Stored entries:
________
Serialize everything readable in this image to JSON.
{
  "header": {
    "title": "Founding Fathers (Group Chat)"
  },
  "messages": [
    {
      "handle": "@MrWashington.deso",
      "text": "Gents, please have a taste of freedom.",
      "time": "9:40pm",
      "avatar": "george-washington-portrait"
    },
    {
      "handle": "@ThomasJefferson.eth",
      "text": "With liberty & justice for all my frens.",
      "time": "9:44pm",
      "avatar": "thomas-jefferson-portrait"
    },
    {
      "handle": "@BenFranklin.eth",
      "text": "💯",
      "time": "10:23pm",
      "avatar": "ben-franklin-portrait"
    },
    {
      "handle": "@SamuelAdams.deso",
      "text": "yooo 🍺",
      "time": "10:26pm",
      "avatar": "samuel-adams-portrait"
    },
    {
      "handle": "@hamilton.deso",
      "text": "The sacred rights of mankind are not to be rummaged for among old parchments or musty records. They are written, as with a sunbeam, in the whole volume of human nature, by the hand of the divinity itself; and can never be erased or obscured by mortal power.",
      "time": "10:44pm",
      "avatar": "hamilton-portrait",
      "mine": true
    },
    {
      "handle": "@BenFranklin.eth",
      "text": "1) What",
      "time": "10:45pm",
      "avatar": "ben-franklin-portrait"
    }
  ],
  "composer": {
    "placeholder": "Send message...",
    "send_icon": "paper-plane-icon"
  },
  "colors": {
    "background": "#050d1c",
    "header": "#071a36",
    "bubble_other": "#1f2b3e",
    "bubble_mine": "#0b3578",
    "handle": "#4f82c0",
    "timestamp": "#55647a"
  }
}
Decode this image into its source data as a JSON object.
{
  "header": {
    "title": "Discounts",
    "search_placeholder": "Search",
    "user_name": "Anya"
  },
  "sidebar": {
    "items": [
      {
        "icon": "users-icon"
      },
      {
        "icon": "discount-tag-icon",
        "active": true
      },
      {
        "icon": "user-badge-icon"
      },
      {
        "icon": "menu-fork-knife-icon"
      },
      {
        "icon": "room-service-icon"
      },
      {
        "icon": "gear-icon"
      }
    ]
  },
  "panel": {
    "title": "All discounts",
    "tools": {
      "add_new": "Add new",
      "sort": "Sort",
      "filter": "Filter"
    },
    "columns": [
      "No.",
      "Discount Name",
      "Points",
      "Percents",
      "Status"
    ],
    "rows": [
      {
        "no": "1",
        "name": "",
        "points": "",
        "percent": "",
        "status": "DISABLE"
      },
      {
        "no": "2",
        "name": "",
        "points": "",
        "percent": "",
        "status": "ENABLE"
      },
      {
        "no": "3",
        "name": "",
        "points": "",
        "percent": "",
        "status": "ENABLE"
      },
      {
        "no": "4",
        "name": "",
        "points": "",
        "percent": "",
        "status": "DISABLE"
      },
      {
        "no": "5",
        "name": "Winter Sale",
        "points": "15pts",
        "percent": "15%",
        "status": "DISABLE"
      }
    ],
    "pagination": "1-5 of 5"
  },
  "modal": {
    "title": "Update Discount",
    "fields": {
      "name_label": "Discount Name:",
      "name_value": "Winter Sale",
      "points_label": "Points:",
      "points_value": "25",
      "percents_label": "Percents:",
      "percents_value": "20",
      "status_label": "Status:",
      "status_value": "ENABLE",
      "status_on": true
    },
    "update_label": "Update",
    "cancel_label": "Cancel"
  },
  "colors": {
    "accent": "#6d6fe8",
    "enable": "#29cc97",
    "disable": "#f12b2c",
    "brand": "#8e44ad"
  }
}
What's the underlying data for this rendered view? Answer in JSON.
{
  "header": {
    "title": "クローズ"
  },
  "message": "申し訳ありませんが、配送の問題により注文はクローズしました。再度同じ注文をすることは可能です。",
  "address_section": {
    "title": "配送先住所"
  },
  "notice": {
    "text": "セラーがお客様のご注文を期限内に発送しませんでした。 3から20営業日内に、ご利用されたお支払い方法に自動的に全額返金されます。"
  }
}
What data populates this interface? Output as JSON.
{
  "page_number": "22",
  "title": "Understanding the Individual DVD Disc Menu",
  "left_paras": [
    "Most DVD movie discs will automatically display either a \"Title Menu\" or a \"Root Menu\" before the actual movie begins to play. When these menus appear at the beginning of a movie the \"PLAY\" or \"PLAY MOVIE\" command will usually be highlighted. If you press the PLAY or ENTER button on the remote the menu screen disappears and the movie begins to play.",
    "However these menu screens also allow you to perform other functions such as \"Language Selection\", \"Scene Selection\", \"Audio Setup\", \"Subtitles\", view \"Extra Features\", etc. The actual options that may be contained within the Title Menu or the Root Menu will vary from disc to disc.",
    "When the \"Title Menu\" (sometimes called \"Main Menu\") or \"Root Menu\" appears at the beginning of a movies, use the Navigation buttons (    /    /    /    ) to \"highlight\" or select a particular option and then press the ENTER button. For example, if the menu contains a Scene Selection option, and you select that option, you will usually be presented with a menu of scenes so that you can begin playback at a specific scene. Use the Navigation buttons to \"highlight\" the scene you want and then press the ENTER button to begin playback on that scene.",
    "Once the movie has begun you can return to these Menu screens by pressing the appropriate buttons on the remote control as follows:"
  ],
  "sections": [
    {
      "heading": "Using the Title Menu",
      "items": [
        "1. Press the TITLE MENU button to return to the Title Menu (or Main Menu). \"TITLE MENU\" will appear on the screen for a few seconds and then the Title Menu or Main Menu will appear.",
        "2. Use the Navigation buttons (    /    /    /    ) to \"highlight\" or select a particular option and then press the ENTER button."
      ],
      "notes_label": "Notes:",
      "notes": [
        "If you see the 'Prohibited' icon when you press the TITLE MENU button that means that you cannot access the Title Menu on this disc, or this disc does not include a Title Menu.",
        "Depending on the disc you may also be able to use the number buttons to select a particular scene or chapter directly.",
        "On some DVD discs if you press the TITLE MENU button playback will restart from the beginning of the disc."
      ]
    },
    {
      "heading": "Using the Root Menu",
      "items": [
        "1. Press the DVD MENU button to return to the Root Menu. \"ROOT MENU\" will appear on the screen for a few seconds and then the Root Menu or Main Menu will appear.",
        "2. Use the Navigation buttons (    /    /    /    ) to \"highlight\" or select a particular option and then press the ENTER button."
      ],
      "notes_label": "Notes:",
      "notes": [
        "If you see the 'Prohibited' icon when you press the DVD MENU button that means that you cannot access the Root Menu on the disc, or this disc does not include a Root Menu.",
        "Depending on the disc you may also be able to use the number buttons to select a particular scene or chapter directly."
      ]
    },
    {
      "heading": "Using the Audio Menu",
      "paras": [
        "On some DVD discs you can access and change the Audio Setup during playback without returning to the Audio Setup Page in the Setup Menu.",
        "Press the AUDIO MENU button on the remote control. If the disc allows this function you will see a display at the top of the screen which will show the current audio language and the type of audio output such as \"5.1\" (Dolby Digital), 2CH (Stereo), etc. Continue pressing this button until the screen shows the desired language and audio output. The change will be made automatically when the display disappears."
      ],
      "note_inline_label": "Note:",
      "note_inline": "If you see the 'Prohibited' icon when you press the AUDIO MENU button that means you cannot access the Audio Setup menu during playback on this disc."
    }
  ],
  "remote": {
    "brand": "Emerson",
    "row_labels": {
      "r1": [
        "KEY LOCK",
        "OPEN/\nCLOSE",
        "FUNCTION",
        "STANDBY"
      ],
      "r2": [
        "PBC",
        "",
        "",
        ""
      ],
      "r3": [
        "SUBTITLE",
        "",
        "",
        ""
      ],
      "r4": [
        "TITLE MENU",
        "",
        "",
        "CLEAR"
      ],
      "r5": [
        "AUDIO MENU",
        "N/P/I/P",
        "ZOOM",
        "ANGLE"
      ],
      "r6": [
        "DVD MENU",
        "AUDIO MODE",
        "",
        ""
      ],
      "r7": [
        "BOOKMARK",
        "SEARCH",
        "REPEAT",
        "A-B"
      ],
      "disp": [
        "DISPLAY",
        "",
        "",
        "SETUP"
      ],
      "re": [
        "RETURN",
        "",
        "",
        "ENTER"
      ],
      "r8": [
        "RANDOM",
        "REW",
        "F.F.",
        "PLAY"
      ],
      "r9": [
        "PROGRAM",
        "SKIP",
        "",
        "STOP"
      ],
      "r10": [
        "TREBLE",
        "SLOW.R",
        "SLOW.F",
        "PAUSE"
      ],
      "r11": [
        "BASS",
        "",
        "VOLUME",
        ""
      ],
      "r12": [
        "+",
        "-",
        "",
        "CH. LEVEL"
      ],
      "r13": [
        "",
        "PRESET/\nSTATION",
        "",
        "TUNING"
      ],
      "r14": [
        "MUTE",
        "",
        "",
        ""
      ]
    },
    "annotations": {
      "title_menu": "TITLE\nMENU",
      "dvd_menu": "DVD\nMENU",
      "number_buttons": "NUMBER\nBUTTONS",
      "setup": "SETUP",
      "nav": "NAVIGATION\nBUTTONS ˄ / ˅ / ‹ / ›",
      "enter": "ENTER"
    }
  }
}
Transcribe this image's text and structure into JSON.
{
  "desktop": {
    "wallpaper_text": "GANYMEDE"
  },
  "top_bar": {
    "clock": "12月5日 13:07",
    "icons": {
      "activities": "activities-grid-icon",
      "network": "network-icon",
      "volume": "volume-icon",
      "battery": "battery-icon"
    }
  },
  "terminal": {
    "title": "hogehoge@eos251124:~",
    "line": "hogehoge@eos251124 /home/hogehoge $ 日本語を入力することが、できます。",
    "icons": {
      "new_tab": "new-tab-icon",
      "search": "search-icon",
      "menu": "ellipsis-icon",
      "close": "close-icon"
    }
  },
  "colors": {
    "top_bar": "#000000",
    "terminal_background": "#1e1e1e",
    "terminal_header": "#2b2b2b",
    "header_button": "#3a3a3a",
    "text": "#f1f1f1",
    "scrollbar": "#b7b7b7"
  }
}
________
How many lines of the data contain the word "Depending"? Answer with the number alone.

2